WHAT IS NEEDED
Reproduce the material exactly, omitting nothing.

GIVEN INFORMATION
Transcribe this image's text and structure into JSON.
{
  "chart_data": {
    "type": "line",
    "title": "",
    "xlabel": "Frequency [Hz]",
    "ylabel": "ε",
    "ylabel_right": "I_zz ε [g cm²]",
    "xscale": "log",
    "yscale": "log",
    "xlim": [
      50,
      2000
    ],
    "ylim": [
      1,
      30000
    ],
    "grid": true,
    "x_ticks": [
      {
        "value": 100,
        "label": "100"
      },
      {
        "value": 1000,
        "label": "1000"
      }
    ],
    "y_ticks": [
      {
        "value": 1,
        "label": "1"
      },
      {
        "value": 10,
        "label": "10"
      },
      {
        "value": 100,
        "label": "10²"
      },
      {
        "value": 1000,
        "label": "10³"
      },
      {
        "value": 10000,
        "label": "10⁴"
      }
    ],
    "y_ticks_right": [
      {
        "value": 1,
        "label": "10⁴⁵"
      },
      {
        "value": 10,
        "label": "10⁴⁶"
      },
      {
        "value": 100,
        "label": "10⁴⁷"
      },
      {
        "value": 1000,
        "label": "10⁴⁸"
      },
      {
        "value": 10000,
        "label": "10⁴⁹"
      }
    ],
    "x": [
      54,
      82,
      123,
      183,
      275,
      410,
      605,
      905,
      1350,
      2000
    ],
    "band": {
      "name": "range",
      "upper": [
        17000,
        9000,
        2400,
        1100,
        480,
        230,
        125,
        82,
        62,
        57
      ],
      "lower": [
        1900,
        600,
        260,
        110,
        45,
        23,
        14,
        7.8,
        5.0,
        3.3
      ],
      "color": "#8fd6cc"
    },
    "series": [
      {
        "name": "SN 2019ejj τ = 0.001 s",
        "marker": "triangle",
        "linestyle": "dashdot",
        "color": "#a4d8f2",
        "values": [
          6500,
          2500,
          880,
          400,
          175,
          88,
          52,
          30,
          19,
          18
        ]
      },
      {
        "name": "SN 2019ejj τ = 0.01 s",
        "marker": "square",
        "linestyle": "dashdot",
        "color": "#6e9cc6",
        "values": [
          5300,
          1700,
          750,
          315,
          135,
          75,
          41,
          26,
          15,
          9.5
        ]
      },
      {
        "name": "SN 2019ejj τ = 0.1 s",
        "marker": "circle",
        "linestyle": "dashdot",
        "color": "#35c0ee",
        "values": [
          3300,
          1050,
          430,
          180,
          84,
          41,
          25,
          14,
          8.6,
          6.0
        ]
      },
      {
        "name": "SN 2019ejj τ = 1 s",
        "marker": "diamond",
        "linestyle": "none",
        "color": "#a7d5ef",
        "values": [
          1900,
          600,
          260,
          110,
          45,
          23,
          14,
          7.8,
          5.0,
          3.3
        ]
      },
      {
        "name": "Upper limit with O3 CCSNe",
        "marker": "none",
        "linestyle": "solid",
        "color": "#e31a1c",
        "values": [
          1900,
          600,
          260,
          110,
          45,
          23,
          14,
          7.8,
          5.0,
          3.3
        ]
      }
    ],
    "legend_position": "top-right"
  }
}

SOLUTION TO THIS PROBLEM
Transcribe this image's text and structure into JSON.
{
  "chart_data": {
    "type": "line",
    "title": "",
    "xlabel": "Frequency [Hz]",
    "ylabel": "ε",
    "ylabel_right": "I_zz ε [g cm²]",
    "xscale": "log",
    "yscale": "log",
    "xlim": [
      50,
      2000
    ],
    "ylim": [
      1,
      30000
    ],
    "grid": true,
    "x_ticks": [
      {
        "value": 100,
        "label": "100"
      },
      {
        "value": 1000,
        "label": "1000"
      }
    ],
    "y_ticks": [
      {
        "value": 1,
        "label": "1"
      },
      {
        "value": 10,
        "label": "10"
      },
      {
        "value": 100,
        "label": "10²"
      },
      {
        "value": 1000,
        "label": "10³"
      },
      {
        "value": 10000,
        "label": "10⁴"
      }
    ],
    "y_ticks_right": [
      {
        "value": 1,
        "label": "10⁴⁵"
      },
      {
        "value": 10,
        "label": "10⁴⁶"
      },
      {
        "value": 100,
        "label": "10⁴⁷"
      },
      {
        "value": 1000,
        "label": "10⁴⁸"
      },
      {
        "value": 10000,
        "label": "10⁴⁹"
      }
    ],
    "x": [
      54,
      82,
      123,
      183,
      275,
      410,
      605,
      905,
      1350,
      2000
    ],
    "band": {
      "name": "range",
      "upper": [
        17000,
        9000,
        2400,
        1100,
        480,
        230,
        125,
        82,
        62,
        57
      ],
      "lower": [
        1900,
        600,
        260,
        110,
        45,
        23,
        14,
        7.8,
        5.0,
        3.3
      ],
      "color": "#8fd6cc"
    },
    "series": [
      {
        "name": "SN 2019ejj τ = 0.001 s",
        "marker": "triangle",
        "linestyle": "dashdot",
        "color": "#a4d8f2",
        "values": [
          6500,
          2500,
          880,
          400,
          175,
          88,
          52,
          30,
          19,
          18
        ]
      },
      {
        "name": "SN 2019ejj τ = 0.01 s",
        "marker": "square",
        "linestyle": "dashdot",
        "color": "#6e9cc6",
        "values": [
          5300,
          1700,
          750,
          315,
          135,
          75,
          41,
          26,
          15,
          9.5
        ]
      },
      {
        "name": "SN 2019ejj τ = 0.1 s",
        "marker": "circle",
        "linestyle": "dashdot",
        "color": "#35c0ee",
        "values": [
          3300,
          1050,
          430,
          180,
          84,
          41,
          25,
          14,
          8.6,
          6.0
        ]
      },
      {
        "name": "SN 2019ejj τ = 1 s",
        "marker": "diamond",
        "linestyle": "none",
        "color": "#a7d5ef",
        "values": [
          1900,
          600,
          260,
          110,
          45,
          23,
          14,
          7.8,
          5.0,
          3.3
        ]
      },
      {
        "name": "Upper limit with O3 CCSNe",
        "marker": "none",
        "linestyle": "solid",
        "color": "#e31a1c",
        "values": [
          1900,
          600,
          260,
          110,
          45,
          23,
          14,
          7.8,
          5.0,
          3.3
        ]
      }
    ],
    "legend_position": "top-right"
  }
}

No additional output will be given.